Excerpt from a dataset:
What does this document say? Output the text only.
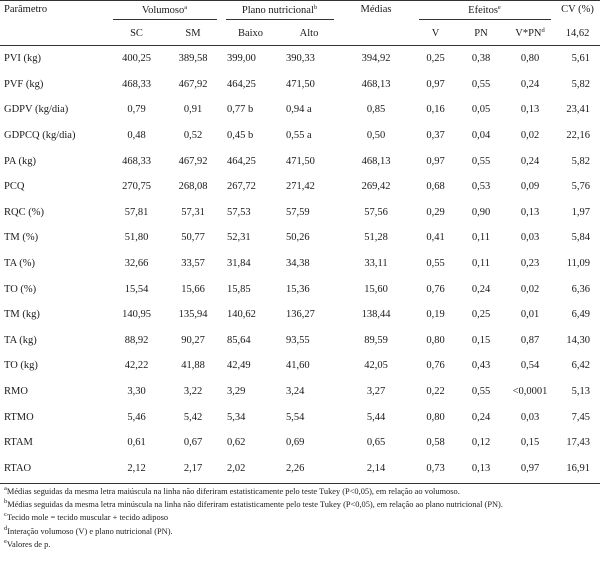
Parâmetro	Volumoso$^a$		Plano nutricional$^b$		Médias	Efeitos$^e$			CV (%)
	SC	SM	Baixo	Alto		V	PN	$V*PN^d$	14,62
PVI (kg)	400,25	389,58	399,00	390,33	394,92	0,25	0,38	0,80	5,61
PVF (kg)	468,33	467,92	464,25	471,50	468,13	0,97	0,55	0,24	5,82
GDPV (kg/dia)	0,79	0,91	0,77 b	0,94 a	0,85	0,16	0,05	0,13	23,41
GDPCQ (kg/dia)	0,48	0,52	0,45 b	0,55 a	0,50	0,37	0,04	0,02	22,16
PA (kg)	468,33	467,92	464,25	471,50	468,13	0,97	0,55	0,24	5,82
PCQ	270,75	268,08	267,72	271,42	269,42	0,68	0,53	0,09	5,76
RQC (%)	57,81	57,31	57,53	57,59	57,56	0,29	0,90	0,13	1,97
TM (%)	51,80	50,77	52,31	50,26	51,28	0,41	0,11	0,03	5,84
TA (%)	32,66	33,57	31,84	34,38	33,11	0,55	0,11	0,23	11,09
TO (%)	15,54	15,66	15,85	15,36	15,60	0,76	0,24	0,02	6,36
TM (kg)	140,95	135,94	140,62	136,27	138,44	0,19	0,25	0,01	6,49
TA (kg)	88,92	90,27	85,64	93,55	89,59	0,80	0,15	0,87	14,30
TO (kg)	42,22	41,88	42,49	41,60	42,05	0,76	0,43	0,54	6,42
RMO	3,30	3,22	3,29	3,24	3,27	0,22	0,55	<0,0001	5,13
RTMO	5,46	5,42	5,34	5,54	5,44	0,80	0,24	0,03	7,45
RTAM	0,61	0,67	0,62	0,69	0,65	0,58	0,12	0,15	17,43
RTAO	2,12	2,17	2,02	2,26	2,14	0,73	0,13	0,97	16,91
$^a$Médias seguidas da mesma letra maiúscula na linha não diferiram estatisticamente pelo teste Tukey (P<0,05), em relação ao volumoso.
$^b$Médias seguidas da mesma letra minúscula na linha não diferiram estatisticamente pelo teste Tukey (P<0,05), em relação ao plano nutricional (PN).
$^c$Tecido mole = tecido muscular + tecido adiposo
$^d$Interação volumoso (V) e plano nutricional (PN).
$^e$Valores de p.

Required work => Find each line holding the string "relação" and copy it out.

Finished answer =>
$^a$Médias seguidas da mesma letra maiúscula na linha não diferiram estatisticamente pelo teste Tukey (P<0,05), em relação ao volumoso.
$^b$Médias seguidas da mesma letra minúscula na linha não diferiram estatisticamente pelo teste Tukey (P<0,05), em relação ao plano nutricional (PN).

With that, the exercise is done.